━━━ Material provided

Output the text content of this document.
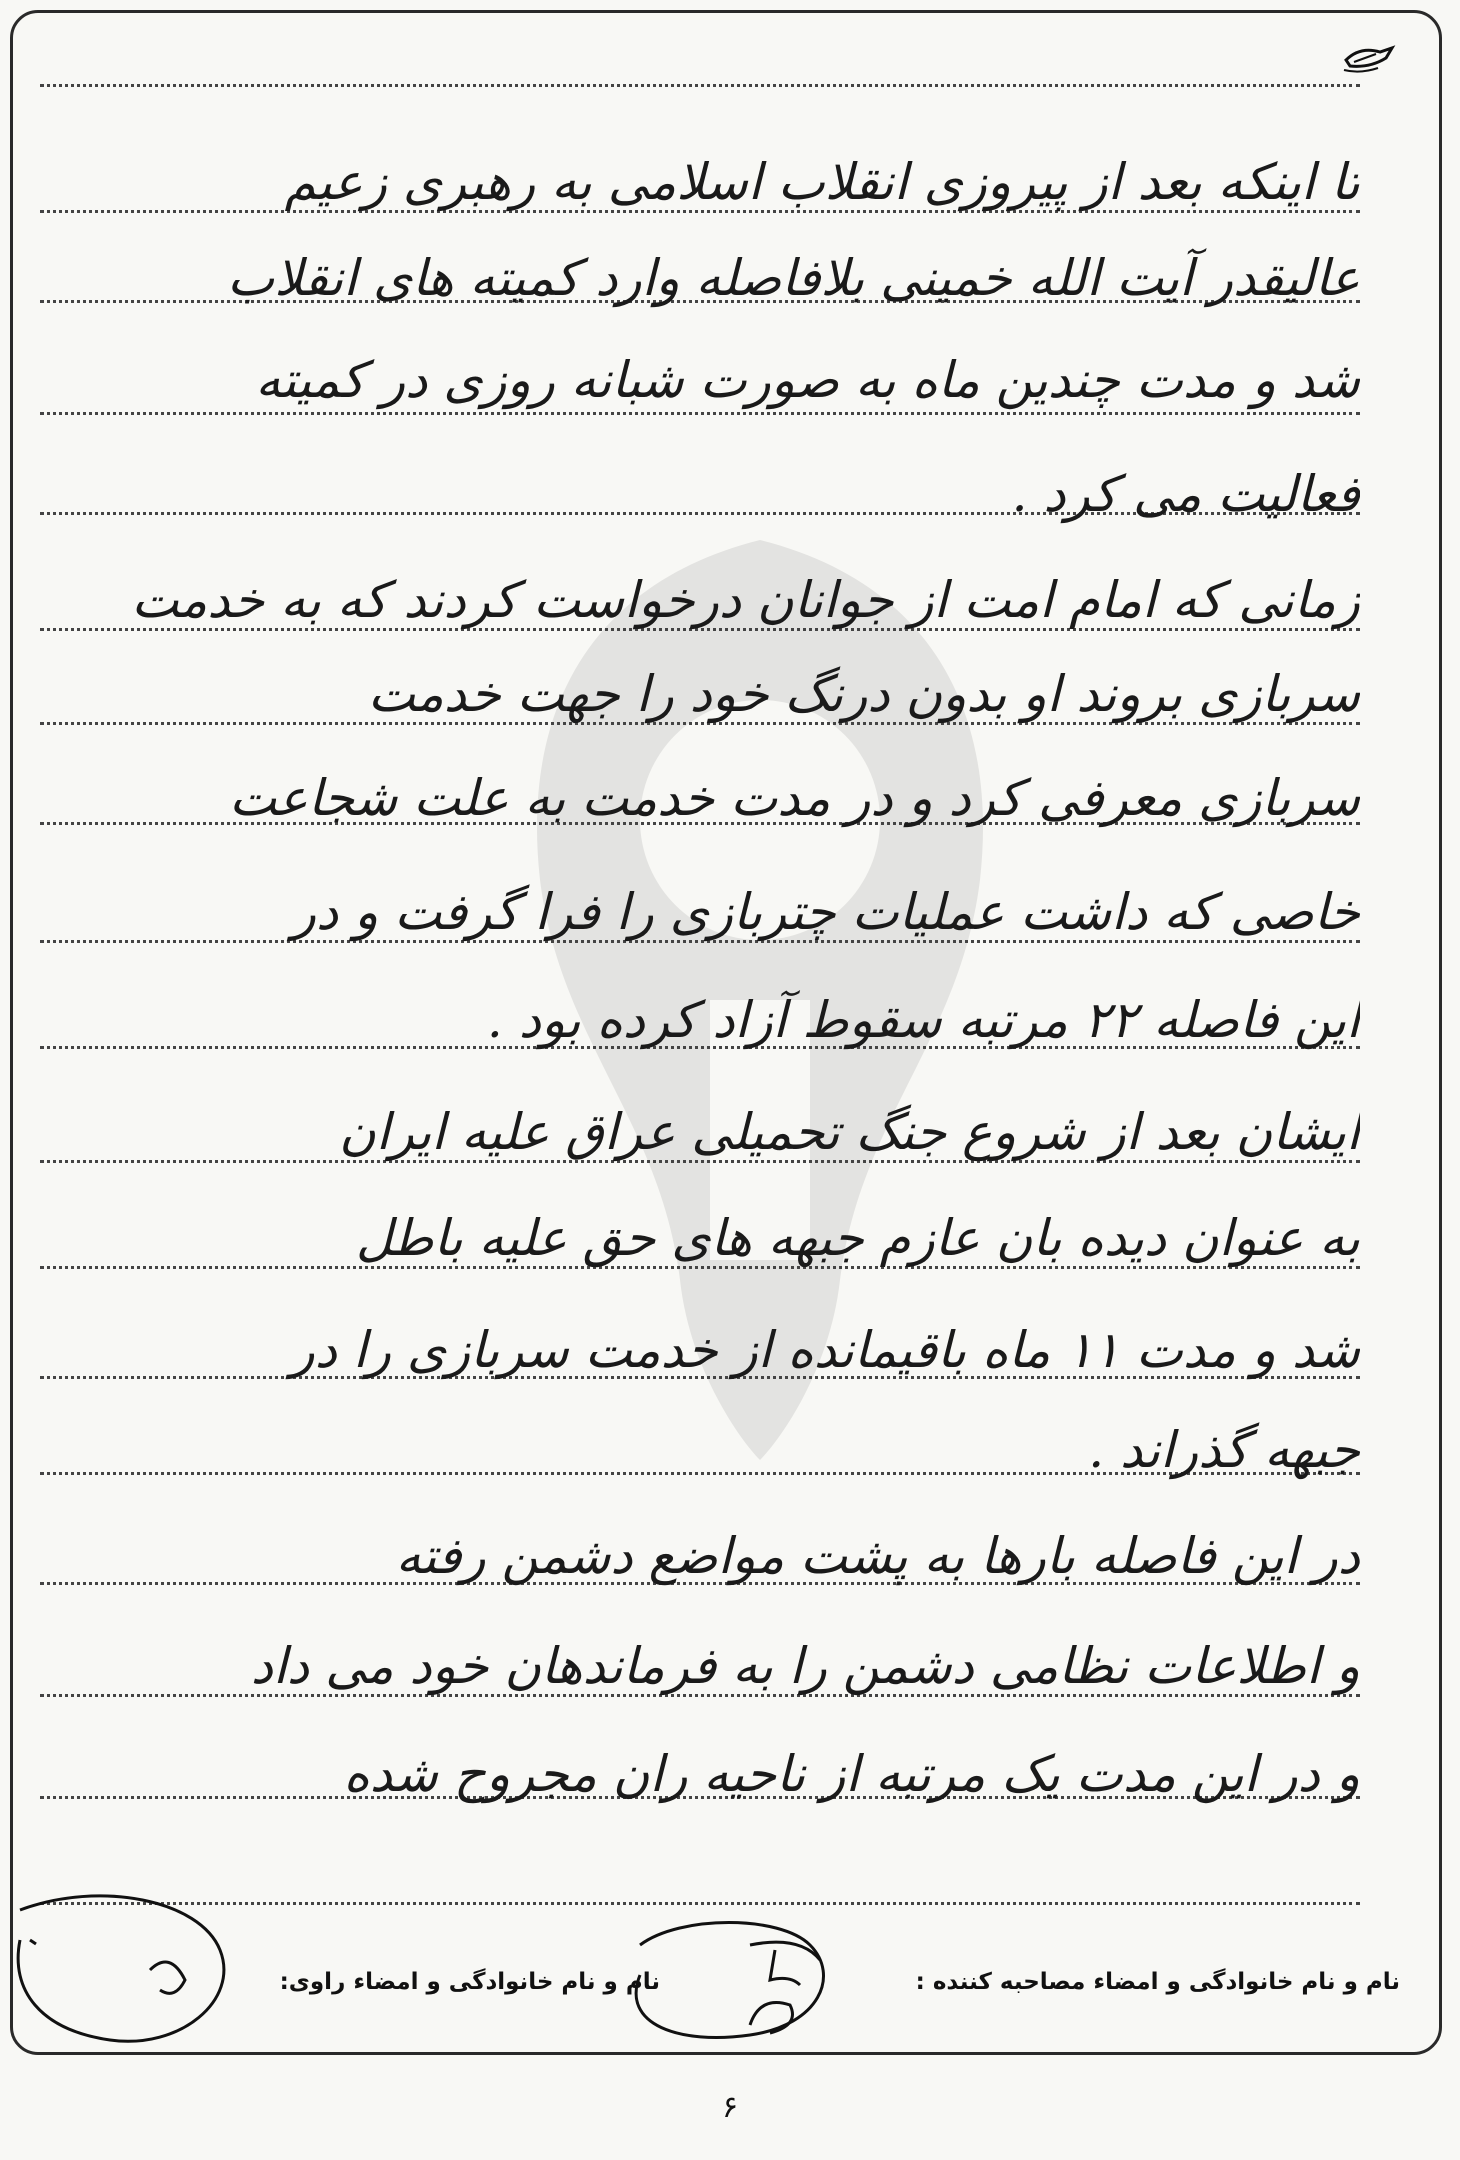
تا اینکه بعد از پیروزی انقلاب اسلامی به رهبری زعیم
عالیقدر آیت الله خمینی بلافاصله وارد کمیته های انقلاب
شد و مدت چندین ماه به صورت شبانه روزی در کمیته
فعالیت می کرد .
زمانی که امام امت از جوانان درخواست کردند که به خدمت
سربازی بروند او بدون درنگ خود را جهت خدمت
سربازی معرفی کرد و در مدت خدمت به علت شجاعت
خاصی که داشت عملیات چتربازی را فرا گرفت و در
این فاصله ۲۲ مرتبه سقوط آزاد کرده بود .
ایشان بعد از شروع جنگ تحمیلی عراق علیه ایران
به عنوان دیده بان عازم جبهه های حق علیه باطل
شد و مدت ۱۱ ماه باقیمانده از خدمت سربازی را در
جبهه گذراند .
در این فاصله بارها به پشت مواضع دشمن رفته
و اطلاعات نظامی دشمن را به فرماندهان خود می داد
و در این مدت یک مرتبه از ناحیه ران مجروح شده
نام و نام خانوادگی و امضاء مصاحبه کننده :
نام و نام خانوادگی و امضاء راوی:
۶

━━━━━━

_Given exercise_
Each line that contains the string "مرتبه" counts once; say how many there are and nothing else.

_Result of the exercise_
2